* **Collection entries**
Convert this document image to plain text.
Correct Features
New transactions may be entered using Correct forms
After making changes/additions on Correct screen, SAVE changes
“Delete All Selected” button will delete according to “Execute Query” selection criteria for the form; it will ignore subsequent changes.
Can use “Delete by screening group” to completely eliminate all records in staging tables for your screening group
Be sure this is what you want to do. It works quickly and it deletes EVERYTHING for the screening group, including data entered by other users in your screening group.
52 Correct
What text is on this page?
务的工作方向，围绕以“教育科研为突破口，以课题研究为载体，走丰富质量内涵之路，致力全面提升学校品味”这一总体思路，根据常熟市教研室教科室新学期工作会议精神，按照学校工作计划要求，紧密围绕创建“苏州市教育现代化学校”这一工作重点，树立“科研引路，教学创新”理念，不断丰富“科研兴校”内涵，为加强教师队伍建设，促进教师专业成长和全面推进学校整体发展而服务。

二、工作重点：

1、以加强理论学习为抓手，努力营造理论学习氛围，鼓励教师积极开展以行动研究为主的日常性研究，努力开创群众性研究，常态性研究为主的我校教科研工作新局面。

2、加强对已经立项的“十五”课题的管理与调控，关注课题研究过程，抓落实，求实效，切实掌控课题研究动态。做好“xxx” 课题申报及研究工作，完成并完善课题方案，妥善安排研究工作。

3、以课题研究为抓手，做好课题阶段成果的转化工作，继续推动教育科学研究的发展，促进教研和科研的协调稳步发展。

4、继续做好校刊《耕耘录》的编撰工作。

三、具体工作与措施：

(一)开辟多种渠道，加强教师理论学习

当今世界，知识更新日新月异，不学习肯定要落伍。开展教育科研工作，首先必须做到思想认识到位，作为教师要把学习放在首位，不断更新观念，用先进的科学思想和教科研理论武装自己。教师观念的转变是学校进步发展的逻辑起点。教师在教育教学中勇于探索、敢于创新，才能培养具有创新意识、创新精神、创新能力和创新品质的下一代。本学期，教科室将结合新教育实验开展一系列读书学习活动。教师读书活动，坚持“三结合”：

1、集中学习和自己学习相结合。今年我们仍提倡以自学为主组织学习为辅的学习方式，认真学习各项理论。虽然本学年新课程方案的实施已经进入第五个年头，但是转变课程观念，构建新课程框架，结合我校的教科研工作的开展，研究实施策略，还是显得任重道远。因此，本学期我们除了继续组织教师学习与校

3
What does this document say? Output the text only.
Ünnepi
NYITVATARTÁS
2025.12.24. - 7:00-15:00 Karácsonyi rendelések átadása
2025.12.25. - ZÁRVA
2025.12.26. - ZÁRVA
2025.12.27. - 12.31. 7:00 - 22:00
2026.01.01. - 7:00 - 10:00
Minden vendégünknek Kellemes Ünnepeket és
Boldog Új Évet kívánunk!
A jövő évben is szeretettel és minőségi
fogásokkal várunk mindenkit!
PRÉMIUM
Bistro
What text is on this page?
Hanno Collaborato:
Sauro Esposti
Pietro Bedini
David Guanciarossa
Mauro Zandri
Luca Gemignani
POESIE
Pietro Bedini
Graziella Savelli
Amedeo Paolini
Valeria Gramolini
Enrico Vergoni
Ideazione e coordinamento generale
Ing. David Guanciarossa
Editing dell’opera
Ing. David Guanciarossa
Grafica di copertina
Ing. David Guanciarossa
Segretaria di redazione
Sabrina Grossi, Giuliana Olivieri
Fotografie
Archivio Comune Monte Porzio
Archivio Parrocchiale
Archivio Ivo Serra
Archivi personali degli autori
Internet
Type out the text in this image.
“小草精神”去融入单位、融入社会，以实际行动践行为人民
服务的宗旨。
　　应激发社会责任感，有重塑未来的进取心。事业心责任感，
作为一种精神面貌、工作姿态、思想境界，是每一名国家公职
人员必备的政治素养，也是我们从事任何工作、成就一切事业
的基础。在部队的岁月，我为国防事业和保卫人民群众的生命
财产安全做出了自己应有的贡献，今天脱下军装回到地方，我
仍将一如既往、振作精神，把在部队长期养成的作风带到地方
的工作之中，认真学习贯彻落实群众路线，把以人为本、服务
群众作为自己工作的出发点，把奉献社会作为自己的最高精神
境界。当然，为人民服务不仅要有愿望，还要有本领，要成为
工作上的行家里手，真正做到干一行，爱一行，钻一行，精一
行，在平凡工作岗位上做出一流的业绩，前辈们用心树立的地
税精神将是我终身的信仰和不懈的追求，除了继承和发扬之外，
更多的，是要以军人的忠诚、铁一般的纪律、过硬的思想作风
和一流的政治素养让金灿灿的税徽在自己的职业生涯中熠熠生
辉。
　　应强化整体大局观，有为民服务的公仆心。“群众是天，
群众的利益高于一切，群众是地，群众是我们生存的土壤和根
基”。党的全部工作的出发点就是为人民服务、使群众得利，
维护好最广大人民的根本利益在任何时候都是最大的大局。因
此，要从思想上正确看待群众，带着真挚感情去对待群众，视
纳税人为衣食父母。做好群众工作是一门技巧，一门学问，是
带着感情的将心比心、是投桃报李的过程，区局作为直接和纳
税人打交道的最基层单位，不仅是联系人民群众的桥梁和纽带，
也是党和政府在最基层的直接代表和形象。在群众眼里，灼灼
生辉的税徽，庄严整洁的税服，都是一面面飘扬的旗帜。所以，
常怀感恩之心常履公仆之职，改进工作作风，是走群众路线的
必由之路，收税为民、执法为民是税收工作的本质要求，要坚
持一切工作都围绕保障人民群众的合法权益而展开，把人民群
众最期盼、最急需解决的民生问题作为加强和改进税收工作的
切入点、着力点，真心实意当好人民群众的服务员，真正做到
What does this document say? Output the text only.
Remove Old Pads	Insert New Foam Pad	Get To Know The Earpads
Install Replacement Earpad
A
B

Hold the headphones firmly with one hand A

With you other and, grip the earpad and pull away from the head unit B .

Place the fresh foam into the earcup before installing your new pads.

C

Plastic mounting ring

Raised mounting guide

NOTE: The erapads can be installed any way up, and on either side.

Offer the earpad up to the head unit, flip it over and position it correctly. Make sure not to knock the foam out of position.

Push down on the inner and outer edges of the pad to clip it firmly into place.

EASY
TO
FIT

* **Exercise goal**
The listing above must be transcribed exactly, line by line.

* **Written response**
Convert this document image to plain text.
Correct Features
New transactions may be entered using Correct forms
After making changes/additions on Correct screen, SAVE changes
“Delete All Selected” button will delete according to “Execute Query” selection criteria for the form; it will ignore subsequent changes.
Can use “Delete by screening group” to completely eliminate all records in staging tables for your screening group
Be sure this is what you want to do. It works quickly and it deletes EVERYTHING for the screening group, including data entered by other users in your screening group.
52 Correct
What text is on this page?
务的工作方向，围绕以“教育科研为突破口，以课题研究为载体，走丰富质量内涵之路，致力全面提升学校品味”这一总体思路，根据常熟市教研室教科室新学期工作会议精神，按照学校工作计划要求，紧密围绕创建“苏州市教育现代化学校”这一工作重点，树立“科研引路，教学创新”理念，不断丰富“科研兴校”内涵，为加强教师队伍建设，促进教师专业成长和全面推进学校整体发展而服务。

二、工作重点：

1、以加强理论学习为抓手，努力营造理论学习氛围，鼓励教师积极开展以行动研究为主的日常性研究，努力开创群众性研究，常态性研究为主的我校教科研工作新局面。

2、加强对已经立项的“十五”课题的管理与调控，关注课题研究过程，抓落实，求实效，切实掌控课题研究动态。做好“xxx” 课题申报及研究工作，完成并完善课题方案，妥善安排研究工作。

3、以课题研究为抓手，做好课题阶段成果的转化工作，继续推动教育科学研究的发展，促进教研和科研的协调稳步发展。

4、继续做好校刊《耕耘录》的编撰工作。

三、具体工作与措施：

(一)开辟多种渠道，加强教师理论学习

当今世界，知识更新日新月异，不学习肯定要落伍。开展教育科研工作，首先必须做到思想认识到位，作为教师要把学习放在首位，不断更新观念，用先进的科学思想和教科研理论武装自己。教师观念的转变是学校进步发展的逻辑起点。教师在教育教学中勇于探索、敢于创新，才能培养具有创新意识、创新精神、创新能力和创新品质的下一代。本学期，教科室将结合新教育实验开展一系列读书学习活动。教师读书活动，坚持“三结合”：

1、集中学习和自己学习相结合。今年我们仍提倡以自学为主组织学习为辅的学习方式，认真学习各项理论。虽然本学年新课程方案的实施已经进入第五个年头，但是转变课程观念，构建新课程框架，结合我校的教科研工作的开展，研究实施策略，还是显得任重道远。因此，本学期我们除了继续组织教师学习与校

3
What does this document say? Output the text only.
Ünnepi
NYITVATARTÁS
2025.12.24. - 7:00-15:00 Karácsonyi rendelések átadása
2025.12.25. - ZÁRVA
2025.12.26. - ZÁRVA
2025.12.27. - 12.31. 7:00 - 22:00
2026.01.01. - 7:00 - 10:00
Minden vendégünknek Kellemes Ünnepeket és
Boldog Új Évet kívánunk!
A jövő évben is szeretettel és minőségi
fogásokkal várunk mindenkit!
PRÉMIUM
Bistro
What text is on this page?
Hanno Collaborato:
Sauro Esposti
Pietro Bedini
David Guanciarossa
Mauro Zandri
Luca Gemignani
POESIE
Pietro Bedini
Graziella Savelli
Amedeo Paolini
Valeria Gramolini
Enrico Vergoni
Ideazione e coordinamento generale
Ing. David Guanciarossa
Editing dell’opera
Ing. David Guanciarossa
Grafica di copertina
Ing. David Guanciarossa
Segretaria di redazione
Sabrina Grossi, Giuliana Olivieri
Fotografie
Archivio Comune Monte Porzio
Archivio Parrocchiale
Archivio Ivo Serra
Archivi personali degli autori
Internet
Type out the text in this image.
“小草精神”去融入单位、融入社会，以实际行动践行为人民
服务的宗旨。
　　应激发社会责任感，有重塑未来的进取心。事业心责任感，
作为一种精神面貌、工作姿态、思想境界，是每一名国家公职
人员必备的政治素养，也是我们从事任何工作、成就一切事业
的基础。在部队的岁月，我为国防事业和保卫人民群众的生命
财产安全做出了自己应有的贡献，今天脱下军装回到地方，我
仍将一如既往、振作精神，把在部队长期养成的作风带到地方
的工作之中，认真学习贯彻落实群众路线，把以人为本、服务
群众作为自己工作的出发点，把奉献社会作为自己的最高精神
境界。当然，为人民服务不仅要有愿望，还要有本领，要成为
工作上的行家里手，真正做到干一行，爱一行，钻一行，精一
行，在平凡工作岗位上做出一流的业绩，前辈们用心树立的地
税精神将是我终身的信仰和不懈的追求，除了继承和发扬之外，
更多的，是要以军人的忠诚、铁一般的纪律、过硬的思想作风
和一流的政治素养让金灿灿的税徽在自己的职业生涯中熠熠生
辉。
　　应强化整体大局观，有为民服务的公仆心。“群众是天，
群众的利益高于一切，群众是地，群众是我们生存的土壤和根
基”。党的全部工作的出发点就是为人民服务、使群众得利，
维护好最广大人民的根本利益在任何时候都是最大的大局。因
此，要从思想上正确看待群众，带着真挚感情去对待群众，视
纳税人为衣食父母。做好群众工作是一门技巧，一门学问，是
带着感情的将心比心、是投桃报李的过程，区局作为直接和纳
税人打交道的最基层单位，不仅是联系人民群众的桥梁和纽带，
也是党和政府在最基层的直接代表和形象。在群众眼里，灼灼
生辉的税徽，庄严整洁的税服，都是一面面飘扬的旗帜。所以，
常怀感恩之心常履公仆之职，改进工作作风，是走群众路线的
必由之路，收税为民、执法为民是税收工作的本质要求，要坚
持一切工作都围绕保障人民群众的合法权益而展开，把人民群
众最期盼、最急需解决的民生问题作为加强和改进税收工作的
切入点、着力点，真心实意当好人民群众的服务员，真正做到
What does this document say? Output the text only.
Remove Old Pads	Insert New Foam Pad	Get To Know The Earpads
Install Replacement Earpad
A
B

Hold the headphones firmly with one hand A

With you other and, grip the earpad and pull away from the head unit B .

Place the fresh foam into the earcup before installing your new pads.

C

Plastic mounting ring

Raised mounting guide

NOTE: The erapads can be installed any way up, and on either side.

Offer the earpad up to the head unit, flip it over and position it correctly. Make sure not to knock the foam out of position.

Push down on the inner and outer edges of the pad to clip it firmly into place.

EASY
TO
FIT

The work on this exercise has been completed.